▶ **Given request**
With pictures omitted, copy exactly the lines from the one containing "Extract all readable text from this page." through the end of the records below.

▶ **Stored records**

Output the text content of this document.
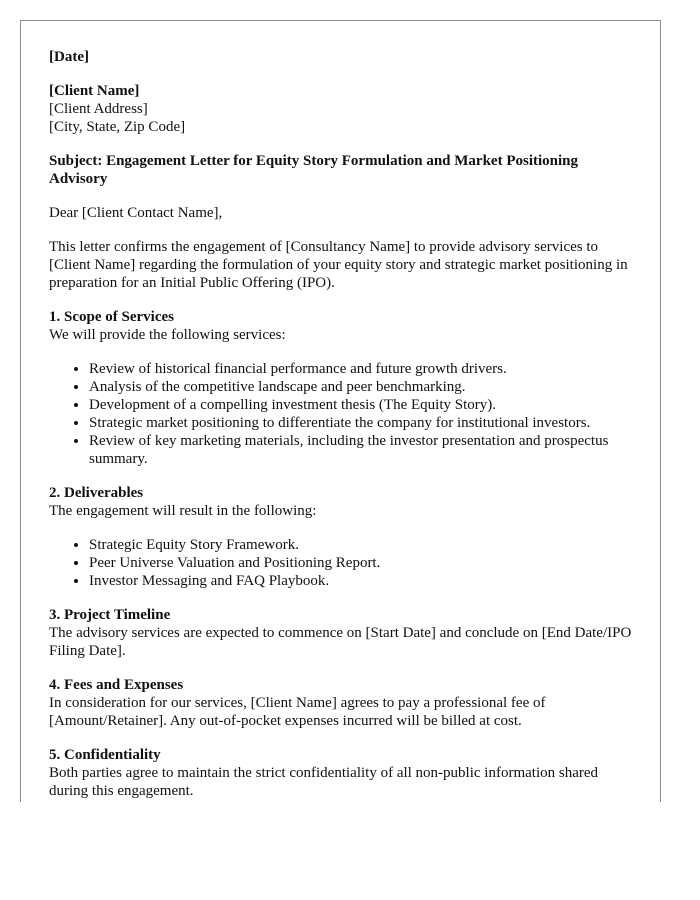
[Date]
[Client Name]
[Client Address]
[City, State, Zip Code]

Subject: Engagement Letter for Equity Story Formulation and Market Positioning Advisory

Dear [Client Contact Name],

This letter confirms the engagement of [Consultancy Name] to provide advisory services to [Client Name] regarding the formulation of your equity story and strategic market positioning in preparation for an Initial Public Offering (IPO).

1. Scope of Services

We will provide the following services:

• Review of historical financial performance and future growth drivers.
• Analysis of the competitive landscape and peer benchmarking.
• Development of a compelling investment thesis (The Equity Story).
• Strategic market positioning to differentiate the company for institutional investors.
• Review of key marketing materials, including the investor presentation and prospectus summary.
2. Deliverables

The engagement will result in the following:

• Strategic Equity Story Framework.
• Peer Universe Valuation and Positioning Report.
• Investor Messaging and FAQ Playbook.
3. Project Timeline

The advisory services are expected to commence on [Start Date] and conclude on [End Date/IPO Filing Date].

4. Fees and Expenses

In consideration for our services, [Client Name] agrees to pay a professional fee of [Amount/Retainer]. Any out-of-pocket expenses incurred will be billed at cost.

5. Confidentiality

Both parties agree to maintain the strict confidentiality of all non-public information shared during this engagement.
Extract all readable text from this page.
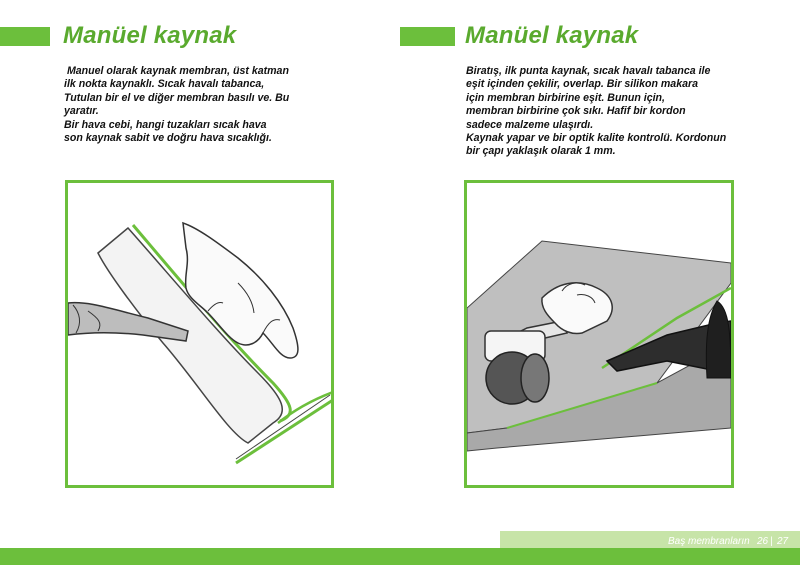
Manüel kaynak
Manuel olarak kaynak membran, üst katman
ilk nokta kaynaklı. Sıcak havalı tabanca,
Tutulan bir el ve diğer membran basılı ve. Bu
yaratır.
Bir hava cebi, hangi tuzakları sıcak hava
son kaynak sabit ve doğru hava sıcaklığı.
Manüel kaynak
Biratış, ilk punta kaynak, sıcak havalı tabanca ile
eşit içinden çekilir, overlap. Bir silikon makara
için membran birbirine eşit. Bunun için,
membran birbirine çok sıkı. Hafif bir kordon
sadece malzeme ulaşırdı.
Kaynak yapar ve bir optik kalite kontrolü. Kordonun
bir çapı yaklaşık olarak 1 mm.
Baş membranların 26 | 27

▶ **Expected output**
Extract all readable text from this page.
Manüel kaynak
Manuel olarak kaynak membran, üst katman
ilk nokta kaynaklı. Sıcak havalı tabanca,
Tutulan bir el ve diğer membran basılı ve. Bu
yaratır.
Bir hava cebi, hangi tuzakları sıcak hava
son kaynak sabit ve doğru hava sıcaklığı.
Manüel kaynak
Biratış, ilk punta kaynak, sıcak havalı tabanca ile
eşit içinden çekilir, overlap. Bir silikon makara
için membran birbirine eşit. Bunun için,
membran birbirine çok sıkı. Hafif bir kordon
sadece malzeme ulaşırdı.
Kaynak yapar ve bir optik kalite kontrolü. Kordonun
bir çapı yaklaşık olarak 1 mm.
Baş membranların 26 | 27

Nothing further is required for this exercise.